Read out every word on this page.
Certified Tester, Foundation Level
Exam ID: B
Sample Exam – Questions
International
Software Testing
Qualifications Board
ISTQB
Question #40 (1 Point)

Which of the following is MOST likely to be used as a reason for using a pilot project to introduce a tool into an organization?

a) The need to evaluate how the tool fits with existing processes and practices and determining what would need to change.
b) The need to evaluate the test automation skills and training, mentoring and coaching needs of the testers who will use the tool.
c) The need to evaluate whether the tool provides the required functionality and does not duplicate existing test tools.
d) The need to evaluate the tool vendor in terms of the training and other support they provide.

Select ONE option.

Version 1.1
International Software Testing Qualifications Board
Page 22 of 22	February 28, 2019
----------
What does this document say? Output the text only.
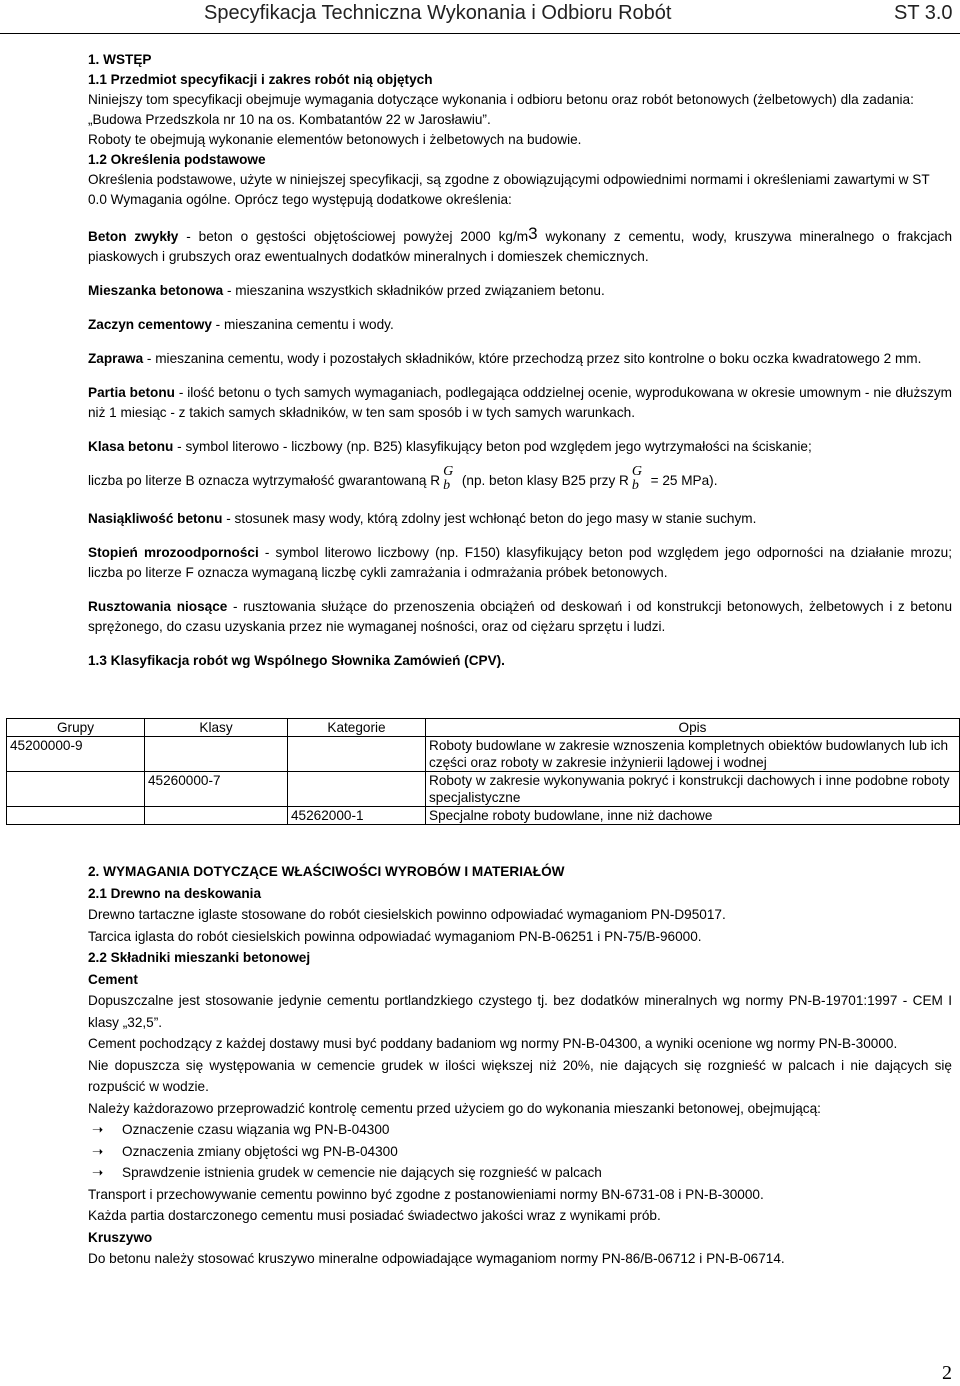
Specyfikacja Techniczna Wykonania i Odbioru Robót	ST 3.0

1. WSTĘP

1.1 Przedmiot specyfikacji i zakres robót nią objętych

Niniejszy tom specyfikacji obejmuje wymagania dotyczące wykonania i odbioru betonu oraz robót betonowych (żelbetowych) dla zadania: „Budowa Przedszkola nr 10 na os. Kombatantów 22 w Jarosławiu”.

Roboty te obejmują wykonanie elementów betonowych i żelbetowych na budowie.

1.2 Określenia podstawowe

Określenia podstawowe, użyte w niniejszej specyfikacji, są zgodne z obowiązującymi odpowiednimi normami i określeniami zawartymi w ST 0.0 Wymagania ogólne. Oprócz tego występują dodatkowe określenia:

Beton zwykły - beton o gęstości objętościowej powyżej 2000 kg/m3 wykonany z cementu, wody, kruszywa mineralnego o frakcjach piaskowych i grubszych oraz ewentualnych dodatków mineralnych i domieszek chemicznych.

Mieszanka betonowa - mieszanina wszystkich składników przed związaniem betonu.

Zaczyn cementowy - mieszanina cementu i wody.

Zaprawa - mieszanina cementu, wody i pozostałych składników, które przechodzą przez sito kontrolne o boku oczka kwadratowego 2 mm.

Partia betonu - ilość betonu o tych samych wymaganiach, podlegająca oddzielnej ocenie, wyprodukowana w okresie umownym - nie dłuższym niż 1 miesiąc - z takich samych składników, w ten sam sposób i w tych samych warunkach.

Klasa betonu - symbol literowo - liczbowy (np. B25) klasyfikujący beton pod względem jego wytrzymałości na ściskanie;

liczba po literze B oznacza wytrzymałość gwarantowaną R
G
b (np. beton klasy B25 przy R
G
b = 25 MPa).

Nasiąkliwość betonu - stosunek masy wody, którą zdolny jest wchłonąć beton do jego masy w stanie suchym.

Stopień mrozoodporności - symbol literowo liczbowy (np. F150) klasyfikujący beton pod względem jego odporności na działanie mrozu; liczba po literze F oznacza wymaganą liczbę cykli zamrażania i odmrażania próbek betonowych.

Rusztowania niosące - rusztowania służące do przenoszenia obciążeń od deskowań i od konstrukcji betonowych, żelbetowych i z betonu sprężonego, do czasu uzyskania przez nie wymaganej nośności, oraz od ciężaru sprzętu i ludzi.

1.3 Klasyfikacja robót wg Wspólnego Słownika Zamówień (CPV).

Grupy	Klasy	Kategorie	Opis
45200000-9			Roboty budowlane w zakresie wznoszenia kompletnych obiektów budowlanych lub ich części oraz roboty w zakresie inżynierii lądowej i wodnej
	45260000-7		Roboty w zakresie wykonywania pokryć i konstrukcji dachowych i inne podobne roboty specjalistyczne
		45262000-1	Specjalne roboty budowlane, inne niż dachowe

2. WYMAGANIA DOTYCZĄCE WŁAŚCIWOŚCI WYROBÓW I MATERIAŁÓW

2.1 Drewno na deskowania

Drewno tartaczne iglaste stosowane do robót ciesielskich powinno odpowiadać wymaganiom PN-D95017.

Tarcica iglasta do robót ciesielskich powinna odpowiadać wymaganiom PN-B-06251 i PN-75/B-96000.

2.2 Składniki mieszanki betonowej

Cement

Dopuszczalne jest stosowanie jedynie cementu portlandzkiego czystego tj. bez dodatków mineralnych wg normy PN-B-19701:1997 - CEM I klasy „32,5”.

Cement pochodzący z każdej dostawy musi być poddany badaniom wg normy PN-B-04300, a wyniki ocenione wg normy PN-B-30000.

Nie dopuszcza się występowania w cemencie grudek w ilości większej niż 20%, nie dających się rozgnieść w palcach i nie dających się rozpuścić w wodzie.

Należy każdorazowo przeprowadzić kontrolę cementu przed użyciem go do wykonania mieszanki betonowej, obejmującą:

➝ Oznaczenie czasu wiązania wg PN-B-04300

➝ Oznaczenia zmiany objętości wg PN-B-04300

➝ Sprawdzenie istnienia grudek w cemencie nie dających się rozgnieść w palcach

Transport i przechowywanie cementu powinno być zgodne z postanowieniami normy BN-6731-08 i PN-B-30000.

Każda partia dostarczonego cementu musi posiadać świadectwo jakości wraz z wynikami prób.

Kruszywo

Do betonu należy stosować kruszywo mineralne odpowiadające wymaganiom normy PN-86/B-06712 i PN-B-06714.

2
----------
THE TASK => Identify each line containing the string "mieszanki" and copy it out.

COMPLETED EXERCISE =>
2.2 Składniki mieszanki betonowej
Należy każdorazowo przeprowadzić kontrolę cementu przed użyciem go do wykonania mieszanki betonowej, obejmującą:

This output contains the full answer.